WORK TO DO
Your task is to reproduce the material exactly.

+ + + + + + +

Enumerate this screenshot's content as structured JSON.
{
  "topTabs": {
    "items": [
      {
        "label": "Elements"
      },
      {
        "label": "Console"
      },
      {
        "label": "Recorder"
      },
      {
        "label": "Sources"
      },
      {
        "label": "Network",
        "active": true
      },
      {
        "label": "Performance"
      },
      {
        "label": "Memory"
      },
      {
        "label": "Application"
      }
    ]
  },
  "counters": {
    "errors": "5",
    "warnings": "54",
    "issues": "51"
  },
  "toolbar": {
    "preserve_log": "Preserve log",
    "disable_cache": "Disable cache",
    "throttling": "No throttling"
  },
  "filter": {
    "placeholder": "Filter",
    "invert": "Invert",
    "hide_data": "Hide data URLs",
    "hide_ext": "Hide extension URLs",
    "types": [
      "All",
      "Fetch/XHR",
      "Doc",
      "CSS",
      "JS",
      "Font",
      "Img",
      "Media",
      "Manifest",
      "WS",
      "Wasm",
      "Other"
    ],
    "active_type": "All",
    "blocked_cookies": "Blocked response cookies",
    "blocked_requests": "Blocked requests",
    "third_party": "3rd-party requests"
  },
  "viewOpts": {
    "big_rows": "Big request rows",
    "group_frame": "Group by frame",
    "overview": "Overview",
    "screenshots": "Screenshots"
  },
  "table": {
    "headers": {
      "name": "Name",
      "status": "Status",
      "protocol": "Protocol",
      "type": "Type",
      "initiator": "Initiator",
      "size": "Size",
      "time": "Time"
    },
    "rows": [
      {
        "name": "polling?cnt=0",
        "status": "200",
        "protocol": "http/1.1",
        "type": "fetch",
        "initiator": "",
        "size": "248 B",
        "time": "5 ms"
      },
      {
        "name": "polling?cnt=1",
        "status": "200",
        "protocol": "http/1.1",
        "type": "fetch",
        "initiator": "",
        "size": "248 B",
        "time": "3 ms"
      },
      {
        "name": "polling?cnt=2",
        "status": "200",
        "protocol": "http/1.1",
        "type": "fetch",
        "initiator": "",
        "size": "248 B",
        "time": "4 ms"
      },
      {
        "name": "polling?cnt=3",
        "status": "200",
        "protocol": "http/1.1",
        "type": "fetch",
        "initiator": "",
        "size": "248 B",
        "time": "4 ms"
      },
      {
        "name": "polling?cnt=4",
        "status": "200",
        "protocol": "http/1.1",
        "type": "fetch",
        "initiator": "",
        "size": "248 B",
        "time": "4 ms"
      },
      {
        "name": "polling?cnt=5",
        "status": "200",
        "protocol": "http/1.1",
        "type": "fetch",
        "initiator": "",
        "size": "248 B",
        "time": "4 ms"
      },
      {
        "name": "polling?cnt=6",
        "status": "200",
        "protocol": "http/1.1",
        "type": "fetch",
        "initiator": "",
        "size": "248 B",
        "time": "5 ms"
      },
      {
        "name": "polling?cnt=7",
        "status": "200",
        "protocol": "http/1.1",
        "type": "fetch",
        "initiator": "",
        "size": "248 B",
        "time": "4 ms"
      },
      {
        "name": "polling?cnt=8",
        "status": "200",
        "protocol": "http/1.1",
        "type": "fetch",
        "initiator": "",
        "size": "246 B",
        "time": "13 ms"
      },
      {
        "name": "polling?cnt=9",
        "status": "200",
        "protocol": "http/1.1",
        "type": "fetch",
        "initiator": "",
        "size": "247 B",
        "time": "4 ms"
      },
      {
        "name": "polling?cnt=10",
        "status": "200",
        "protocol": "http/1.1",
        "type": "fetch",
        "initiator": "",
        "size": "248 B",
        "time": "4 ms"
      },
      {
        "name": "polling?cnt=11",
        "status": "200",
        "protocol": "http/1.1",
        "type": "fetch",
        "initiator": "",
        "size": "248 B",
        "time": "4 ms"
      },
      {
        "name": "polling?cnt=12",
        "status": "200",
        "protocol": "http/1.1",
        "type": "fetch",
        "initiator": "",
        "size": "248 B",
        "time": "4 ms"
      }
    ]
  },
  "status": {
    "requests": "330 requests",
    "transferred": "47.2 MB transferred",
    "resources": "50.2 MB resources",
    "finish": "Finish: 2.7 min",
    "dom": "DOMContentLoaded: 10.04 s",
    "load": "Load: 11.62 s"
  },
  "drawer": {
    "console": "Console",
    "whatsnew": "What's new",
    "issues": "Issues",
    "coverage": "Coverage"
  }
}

+ + + + + + +

WORKED ANSWER
Enumerate this screenshot's content as structured JSON.
{
  "topTabs": {
    "items": [
      {
        "label": "Elements"
      },
      {
        "label": "Console"
      },
      {
        "label": "Recorder"
      },
      {
        "label": "Sources"
      },
      {
        "label": "Network",
        "active": true
      },
      {
        "label": "Performance"
      },
      {
        "label": "Memory"
      },
      {
        "label": "Application"
      }
    ]
  },
  "counters": {
    "errors": "5",
    "warnings": "54",
    "issues": "51"
  },
  "toolbar": {
    "preserve_log": "Preserve log",
    "disable_cache": "Disable cache",
    "throttling": "No throttling"
  },
  "filter": {
    "placeholder": "Filter",
    "invert": "Invert",
    "hide_data": "Hide data URLs",
    "hide_ext": "Hide extension URLs",
    "types": [
      "All",
      "Fetch/XHR",
      "Doc",
      "CSS",
      "JS",
      "Font",
      "Img",
      "Media",
      "Manifest",
      "WS",
      "Wasm",
      "Other"
    ],
    "active_type": "All",
    "blocked_cookies": "Blocked response cookies",
    "blocked_requests": "Blocked requests",
    "third_party": "3rd-party requests"
  },
  "viewOpts": {
    "big_rows": "Big request rows",
    "group_frame": "Group by frame",
    "overview": "Overview",
    "screenshots": "Screenshots"
  },
  "table": {
    "headers": {
      "name": "Name",
      "status": "Status",
      "protocol": "Protocol",
      "type": "Type",
      "initiator": "Initiator",
      "size": "Size",
      "time": "Time"
    },
    "rows": [
      {
        "name": "polling?cnt=0",
        "status": "200",
        "protocol": "http/1.1",
        "type": "fetch",
        "initiator": "",
        "size": "248 B",
        "time": "5 ms"
      },
      {
        "name": "polling?cnt=1",
        "status": "200",
        "protocol": "http/1.1",
        "type": "fetch",
        "initiator": "",
        "size": "248 B",
        "time": "3 ms"
      },
      {
        "name": "polling?cnt=2",
        "status": "200",
        "protocol": "http/1.1",
        "type": "fetch",
        "initiator": "",
        "size": "248 B",
        "time": "4 ms"
      },
      {
        "name": "polling?cnt=3",
        "status": "200",
        "protocol": "http/1.1",
        "type": "fetch",
        "initiator": "",
        "size": "248 B",
        "time": "4 ms"
      },
      {
        "name": "polling?cnt=4",
        "status": "200",
        "protocol": "http/1.1",
        "type": "fetch",
        "initiator": "",
        "size": "248 B",
        "time": "4 ms"
      },
      {
        "name": "polling?cnt=5",
        "status": "200",
        "protocol": "http/1.1",
        "type": "fetch",
        "initiator": "",
        "size": "248 B",
        "time": "4 ms"
      },
      {
        "name": "polling?cnt=6",
        "status": "200",
        "protocol": "http/1.1",
        "type": "fetch",
        "initiator": "",
        "size": "248 B",
        "time": "5 ms"
      },
      {
        "name": "polling?cnt=7",
        "status": "200",
        "protocol": "http/1.1",
        "type": "fetch",
        "initiator": "",
        "size": "248 B",
        "time": "4 ms"
      },
      {
        "name": "polling?cnt=8",
        "status": "200",
        "protocol": "http/1.1",
        "type": "fetch",
        "initiator": "",
        "size": "246 B",
        "time": "13 ms"
      },
      {
        "name": "polling?cnt=9",
        "status": "200",
        "protocol": "http/1.1",
        "type": "fetch",
        "initiator": "",
        "size": "247 B",
        "time": "4 ms"
      },
      {
        "name": "polling?cnt=10",
        "status": "200",
        "protocol": "http/1.1",
        "type": "fetch",
        "initiator": "",
        "size": "248 B",
        "time": "4 ms"
      },
      {
        "name": "polling?cnt=11",
        "status": "200",
        "protocol": "http/1.1",
        "type": "fetch",
        "initiator": "",
        "size": "248 B",
        "time": "4 ms"
      },
      {
        "name": "polling?cnt=12",
        "status": "200",
        "protocol": "http/1.1",
        "type": "fetch",
        "initiator": "",
        "size": "248 B",
        "time": "4 ms"
      }
    ]
  },
  "status": {
    "requests": "330 requests",
    "transferred": "47.2 MB transferred",
    "resources": "50.2 MB resources",
    "finish": "Finish: 2.7 min",
    "dom": "DOMContentLoaded: 10.04 s",
    "load": "Load: 11.62 s"
  },
  "drawer": {
    "console": "Console",
    "whatsnew": "What's new",
    "issues": "Issues",
    "coverage": "Coverage"
  }
}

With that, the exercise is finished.